[Saved data entries]
══════════
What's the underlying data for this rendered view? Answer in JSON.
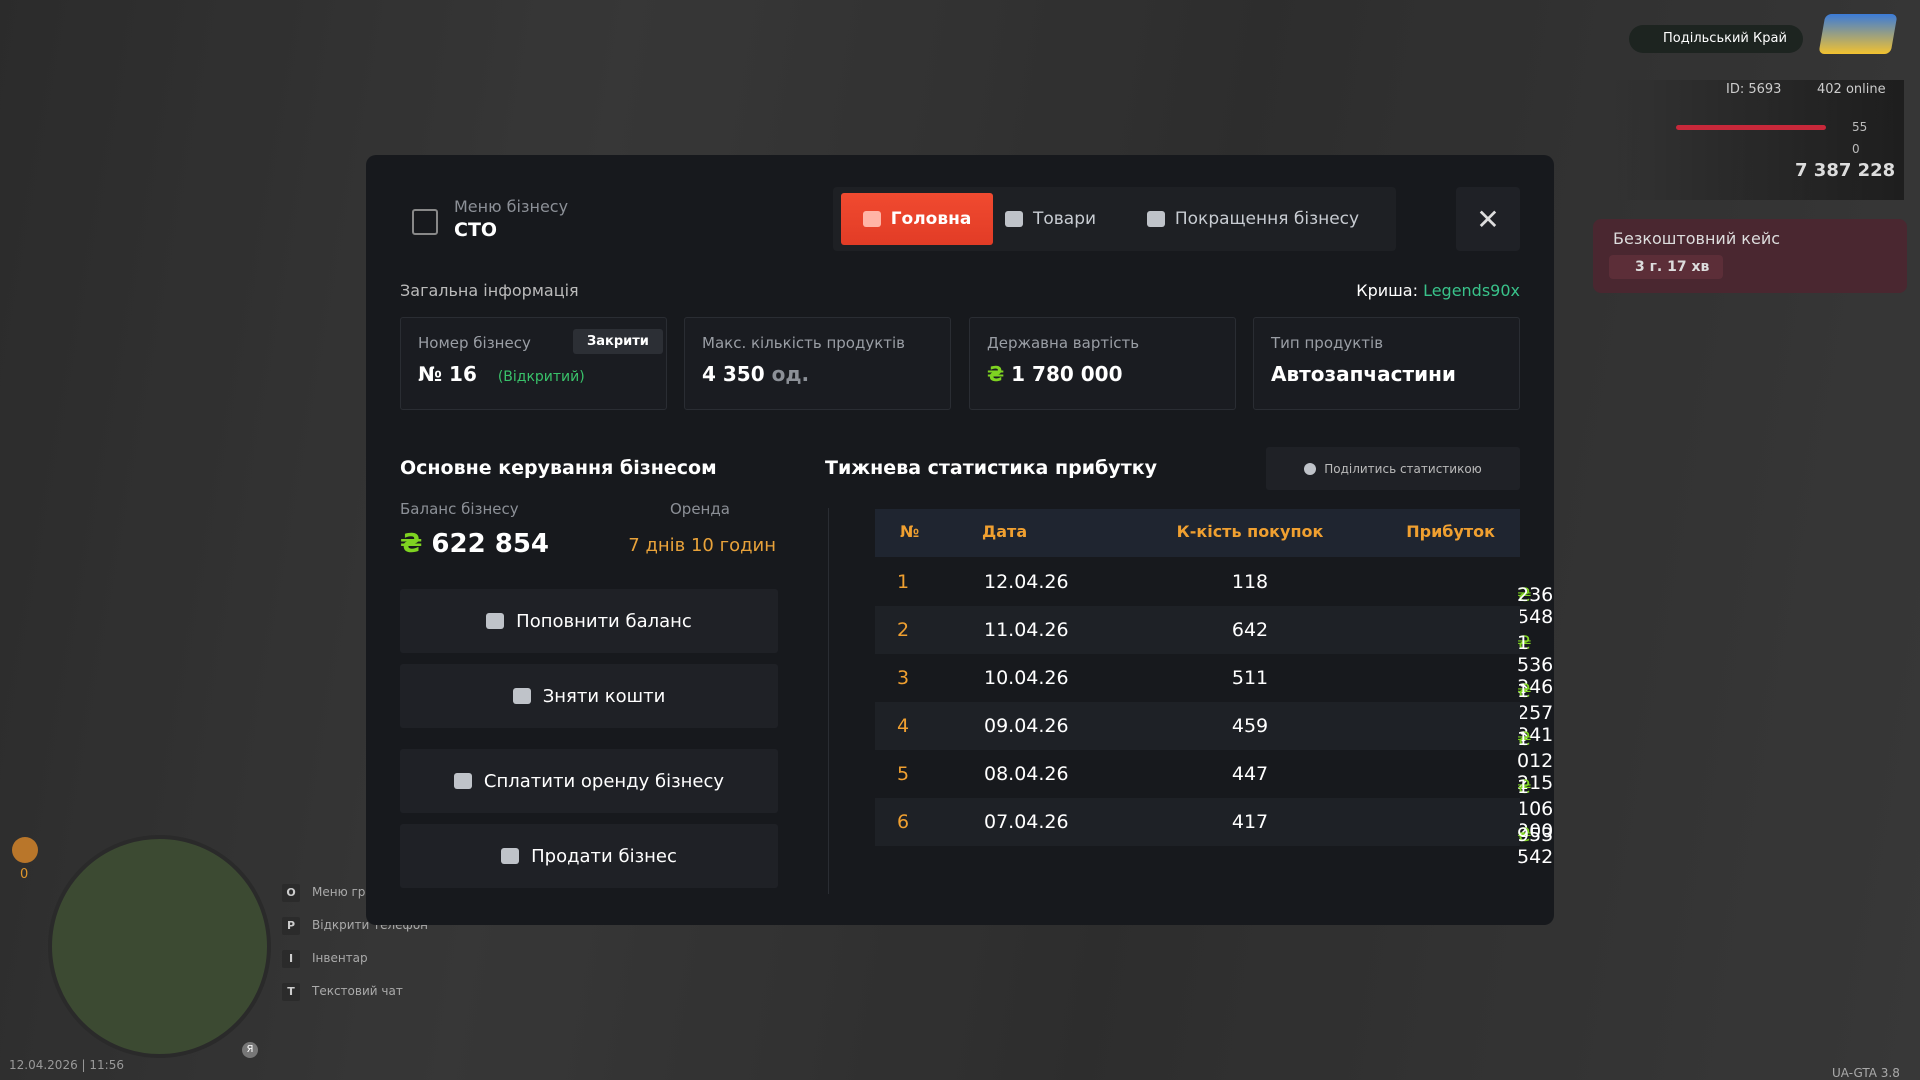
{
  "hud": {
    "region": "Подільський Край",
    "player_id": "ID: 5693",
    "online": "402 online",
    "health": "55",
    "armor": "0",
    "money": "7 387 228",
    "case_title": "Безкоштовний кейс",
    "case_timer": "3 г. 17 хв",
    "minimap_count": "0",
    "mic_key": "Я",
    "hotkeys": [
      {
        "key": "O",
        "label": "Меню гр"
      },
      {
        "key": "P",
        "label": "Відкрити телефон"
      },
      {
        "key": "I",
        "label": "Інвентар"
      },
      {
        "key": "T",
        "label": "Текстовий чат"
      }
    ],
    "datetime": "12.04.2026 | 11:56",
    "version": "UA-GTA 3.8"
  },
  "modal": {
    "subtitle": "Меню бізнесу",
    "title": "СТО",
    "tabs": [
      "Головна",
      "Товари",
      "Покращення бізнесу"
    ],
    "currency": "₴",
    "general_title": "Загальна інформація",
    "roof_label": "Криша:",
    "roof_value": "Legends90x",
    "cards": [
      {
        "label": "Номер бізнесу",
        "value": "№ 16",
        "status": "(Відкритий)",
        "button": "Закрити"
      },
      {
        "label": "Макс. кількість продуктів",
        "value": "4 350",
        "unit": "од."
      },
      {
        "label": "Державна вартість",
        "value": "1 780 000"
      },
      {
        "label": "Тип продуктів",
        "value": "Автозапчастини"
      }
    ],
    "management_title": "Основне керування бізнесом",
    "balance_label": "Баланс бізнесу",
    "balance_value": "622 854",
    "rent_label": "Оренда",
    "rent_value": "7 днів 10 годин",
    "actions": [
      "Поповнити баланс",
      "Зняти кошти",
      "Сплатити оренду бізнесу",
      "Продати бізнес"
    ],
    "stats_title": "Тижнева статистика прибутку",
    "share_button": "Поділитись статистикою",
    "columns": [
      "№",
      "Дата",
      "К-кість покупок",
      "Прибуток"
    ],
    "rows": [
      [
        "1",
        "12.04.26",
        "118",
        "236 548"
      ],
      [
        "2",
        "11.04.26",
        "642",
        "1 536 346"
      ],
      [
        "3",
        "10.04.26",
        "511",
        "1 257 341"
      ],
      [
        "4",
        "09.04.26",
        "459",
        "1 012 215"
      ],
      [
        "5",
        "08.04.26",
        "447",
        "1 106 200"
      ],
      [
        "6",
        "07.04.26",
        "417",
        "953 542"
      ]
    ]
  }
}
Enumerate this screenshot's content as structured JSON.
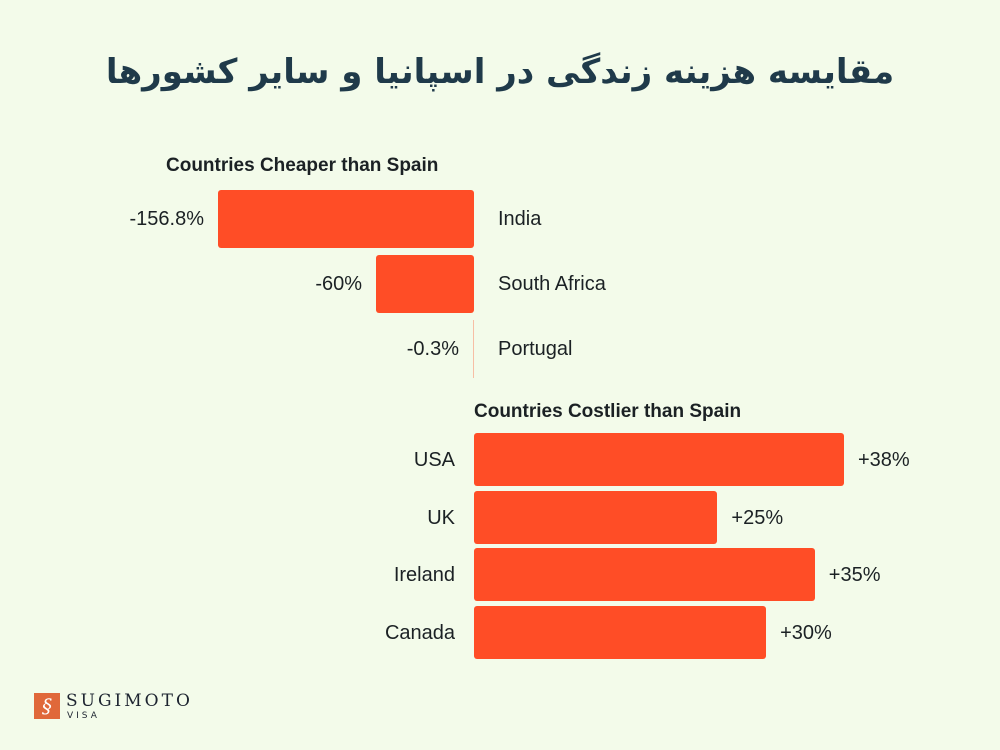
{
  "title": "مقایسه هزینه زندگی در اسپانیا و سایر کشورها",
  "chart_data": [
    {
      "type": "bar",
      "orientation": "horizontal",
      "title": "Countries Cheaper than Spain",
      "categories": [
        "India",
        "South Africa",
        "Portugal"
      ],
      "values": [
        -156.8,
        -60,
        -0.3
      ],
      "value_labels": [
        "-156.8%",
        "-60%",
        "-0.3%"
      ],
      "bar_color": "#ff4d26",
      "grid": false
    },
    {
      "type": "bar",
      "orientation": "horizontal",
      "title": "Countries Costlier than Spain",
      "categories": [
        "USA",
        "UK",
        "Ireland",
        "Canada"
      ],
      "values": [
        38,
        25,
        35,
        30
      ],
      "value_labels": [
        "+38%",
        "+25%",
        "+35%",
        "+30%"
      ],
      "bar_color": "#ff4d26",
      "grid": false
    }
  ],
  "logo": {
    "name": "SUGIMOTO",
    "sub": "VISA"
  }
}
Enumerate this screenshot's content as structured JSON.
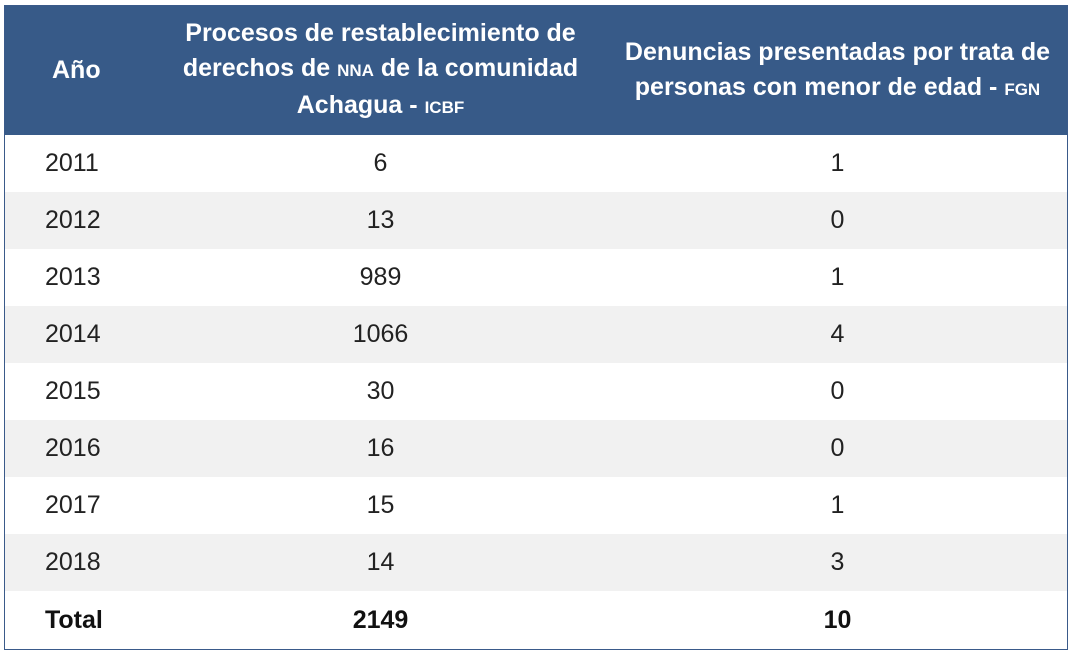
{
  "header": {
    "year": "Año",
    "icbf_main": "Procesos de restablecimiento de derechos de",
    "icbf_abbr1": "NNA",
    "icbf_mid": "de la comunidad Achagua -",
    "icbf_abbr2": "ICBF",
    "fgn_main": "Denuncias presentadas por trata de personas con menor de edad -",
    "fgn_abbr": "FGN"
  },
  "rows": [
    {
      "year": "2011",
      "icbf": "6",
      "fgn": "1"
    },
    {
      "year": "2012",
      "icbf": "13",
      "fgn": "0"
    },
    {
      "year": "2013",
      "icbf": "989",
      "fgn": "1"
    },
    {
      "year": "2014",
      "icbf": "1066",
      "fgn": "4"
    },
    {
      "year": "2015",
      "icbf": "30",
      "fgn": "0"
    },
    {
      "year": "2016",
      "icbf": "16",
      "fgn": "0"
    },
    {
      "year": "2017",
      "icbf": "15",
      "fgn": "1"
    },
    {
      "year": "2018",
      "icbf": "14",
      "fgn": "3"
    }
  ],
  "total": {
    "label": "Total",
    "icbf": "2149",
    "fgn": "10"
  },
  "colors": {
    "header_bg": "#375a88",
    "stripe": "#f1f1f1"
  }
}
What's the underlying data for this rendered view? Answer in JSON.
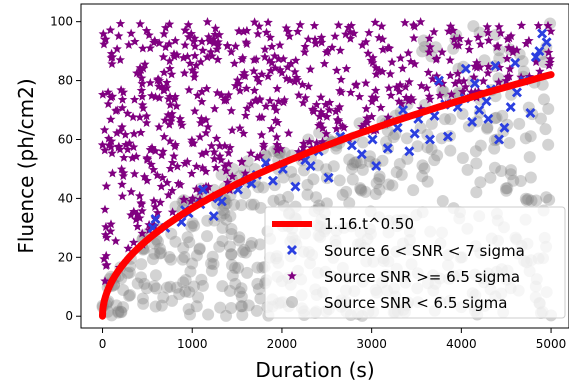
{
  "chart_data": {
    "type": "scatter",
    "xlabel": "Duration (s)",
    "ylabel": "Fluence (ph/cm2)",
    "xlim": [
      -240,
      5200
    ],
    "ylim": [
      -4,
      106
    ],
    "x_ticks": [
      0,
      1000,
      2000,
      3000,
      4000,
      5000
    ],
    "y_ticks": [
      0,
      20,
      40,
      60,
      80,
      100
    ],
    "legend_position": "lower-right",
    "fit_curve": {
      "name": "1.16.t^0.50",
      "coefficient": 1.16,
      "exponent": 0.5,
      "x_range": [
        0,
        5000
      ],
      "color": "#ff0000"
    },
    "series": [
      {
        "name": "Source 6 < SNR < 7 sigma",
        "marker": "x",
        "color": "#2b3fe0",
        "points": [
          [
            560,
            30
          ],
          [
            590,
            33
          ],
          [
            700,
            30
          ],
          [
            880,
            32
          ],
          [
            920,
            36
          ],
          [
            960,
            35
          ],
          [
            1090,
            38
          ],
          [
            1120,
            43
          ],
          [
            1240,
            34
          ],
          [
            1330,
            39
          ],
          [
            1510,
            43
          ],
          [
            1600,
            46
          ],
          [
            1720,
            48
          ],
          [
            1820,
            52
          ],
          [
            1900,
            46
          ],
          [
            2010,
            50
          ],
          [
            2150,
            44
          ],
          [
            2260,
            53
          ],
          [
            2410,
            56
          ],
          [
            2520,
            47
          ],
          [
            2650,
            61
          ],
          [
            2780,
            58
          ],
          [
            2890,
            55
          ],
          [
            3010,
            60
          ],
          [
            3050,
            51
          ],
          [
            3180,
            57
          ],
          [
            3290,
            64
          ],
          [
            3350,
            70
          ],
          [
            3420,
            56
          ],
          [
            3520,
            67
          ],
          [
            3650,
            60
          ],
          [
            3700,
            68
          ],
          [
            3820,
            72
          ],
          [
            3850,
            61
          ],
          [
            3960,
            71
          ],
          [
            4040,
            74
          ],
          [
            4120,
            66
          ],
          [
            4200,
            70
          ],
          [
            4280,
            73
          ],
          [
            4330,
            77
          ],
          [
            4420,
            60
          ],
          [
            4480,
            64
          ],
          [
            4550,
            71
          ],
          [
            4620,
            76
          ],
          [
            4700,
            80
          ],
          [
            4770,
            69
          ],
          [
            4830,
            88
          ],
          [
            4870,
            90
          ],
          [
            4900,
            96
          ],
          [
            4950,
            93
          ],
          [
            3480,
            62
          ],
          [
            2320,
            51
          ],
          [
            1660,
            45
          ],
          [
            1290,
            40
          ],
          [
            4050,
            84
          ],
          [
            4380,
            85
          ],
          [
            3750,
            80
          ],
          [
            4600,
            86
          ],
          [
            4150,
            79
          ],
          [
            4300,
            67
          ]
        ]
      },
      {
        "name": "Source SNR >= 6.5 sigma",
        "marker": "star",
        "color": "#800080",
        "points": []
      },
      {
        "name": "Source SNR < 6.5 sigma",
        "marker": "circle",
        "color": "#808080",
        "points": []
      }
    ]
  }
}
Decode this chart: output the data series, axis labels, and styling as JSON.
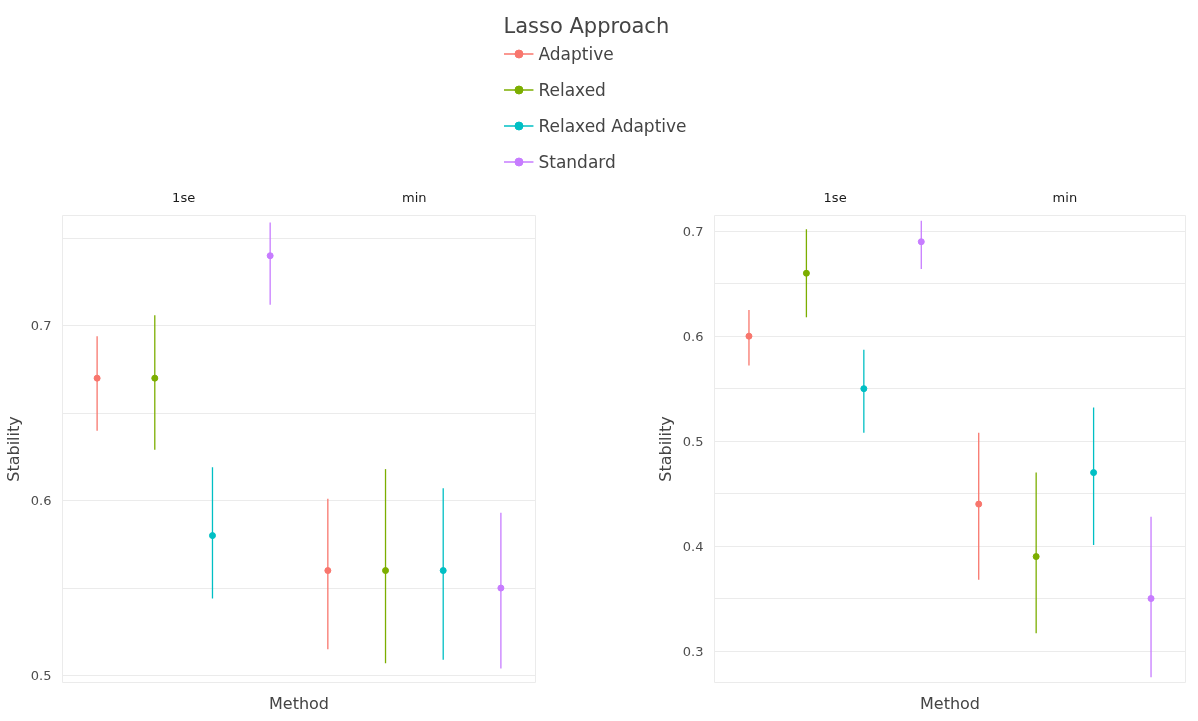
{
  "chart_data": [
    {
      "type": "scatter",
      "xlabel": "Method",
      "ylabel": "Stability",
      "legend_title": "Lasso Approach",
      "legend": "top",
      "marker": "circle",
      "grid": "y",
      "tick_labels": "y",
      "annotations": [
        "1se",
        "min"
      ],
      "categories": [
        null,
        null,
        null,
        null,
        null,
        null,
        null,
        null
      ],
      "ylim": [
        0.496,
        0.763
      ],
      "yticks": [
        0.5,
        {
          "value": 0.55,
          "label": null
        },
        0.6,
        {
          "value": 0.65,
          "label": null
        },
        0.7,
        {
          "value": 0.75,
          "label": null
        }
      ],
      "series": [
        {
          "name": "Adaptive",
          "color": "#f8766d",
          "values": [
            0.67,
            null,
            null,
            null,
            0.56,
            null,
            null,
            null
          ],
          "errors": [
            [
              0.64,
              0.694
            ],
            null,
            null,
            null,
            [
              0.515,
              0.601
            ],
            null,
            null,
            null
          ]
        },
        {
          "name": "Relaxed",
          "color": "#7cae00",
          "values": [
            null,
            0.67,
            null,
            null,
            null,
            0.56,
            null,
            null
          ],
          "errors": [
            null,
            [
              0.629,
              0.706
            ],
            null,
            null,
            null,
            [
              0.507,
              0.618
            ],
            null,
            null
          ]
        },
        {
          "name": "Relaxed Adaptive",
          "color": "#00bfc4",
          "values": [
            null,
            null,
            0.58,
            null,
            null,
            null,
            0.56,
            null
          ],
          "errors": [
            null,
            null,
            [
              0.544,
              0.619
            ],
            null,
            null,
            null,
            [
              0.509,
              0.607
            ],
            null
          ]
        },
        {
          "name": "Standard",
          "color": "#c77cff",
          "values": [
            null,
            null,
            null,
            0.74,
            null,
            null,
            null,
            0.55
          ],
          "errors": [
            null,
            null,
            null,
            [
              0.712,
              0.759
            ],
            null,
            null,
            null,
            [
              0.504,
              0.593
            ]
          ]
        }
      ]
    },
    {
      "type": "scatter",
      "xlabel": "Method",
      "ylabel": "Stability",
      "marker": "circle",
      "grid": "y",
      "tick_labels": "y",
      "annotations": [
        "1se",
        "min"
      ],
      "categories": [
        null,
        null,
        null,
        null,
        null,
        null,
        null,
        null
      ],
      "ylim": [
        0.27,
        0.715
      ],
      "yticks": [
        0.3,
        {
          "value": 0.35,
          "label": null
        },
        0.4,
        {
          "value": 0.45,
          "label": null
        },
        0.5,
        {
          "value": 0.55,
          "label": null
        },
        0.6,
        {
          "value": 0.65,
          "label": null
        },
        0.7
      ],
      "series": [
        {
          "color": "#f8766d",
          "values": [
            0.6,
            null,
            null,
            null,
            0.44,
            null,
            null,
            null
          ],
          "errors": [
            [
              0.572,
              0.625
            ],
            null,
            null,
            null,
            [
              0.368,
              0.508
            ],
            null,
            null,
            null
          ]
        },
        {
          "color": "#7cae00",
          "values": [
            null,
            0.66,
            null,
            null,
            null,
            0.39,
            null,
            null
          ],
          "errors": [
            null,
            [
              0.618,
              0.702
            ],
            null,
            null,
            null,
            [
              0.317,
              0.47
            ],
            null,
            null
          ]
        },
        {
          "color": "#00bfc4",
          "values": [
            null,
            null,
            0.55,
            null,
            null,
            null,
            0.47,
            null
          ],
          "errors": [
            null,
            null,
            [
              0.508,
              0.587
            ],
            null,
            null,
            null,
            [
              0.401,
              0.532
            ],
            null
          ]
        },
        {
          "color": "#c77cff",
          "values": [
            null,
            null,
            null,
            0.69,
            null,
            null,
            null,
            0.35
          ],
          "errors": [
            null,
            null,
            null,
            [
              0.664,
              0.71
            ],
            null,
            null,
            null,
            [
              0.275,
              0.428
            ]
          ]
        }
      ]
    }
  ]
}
══════════
Given exercise -
Pull out every line above that holds the word "Spain".

Finished exercise -
      "title": "Countries Cheaper than Spain",
      "title": "Countries Costlier than Spain",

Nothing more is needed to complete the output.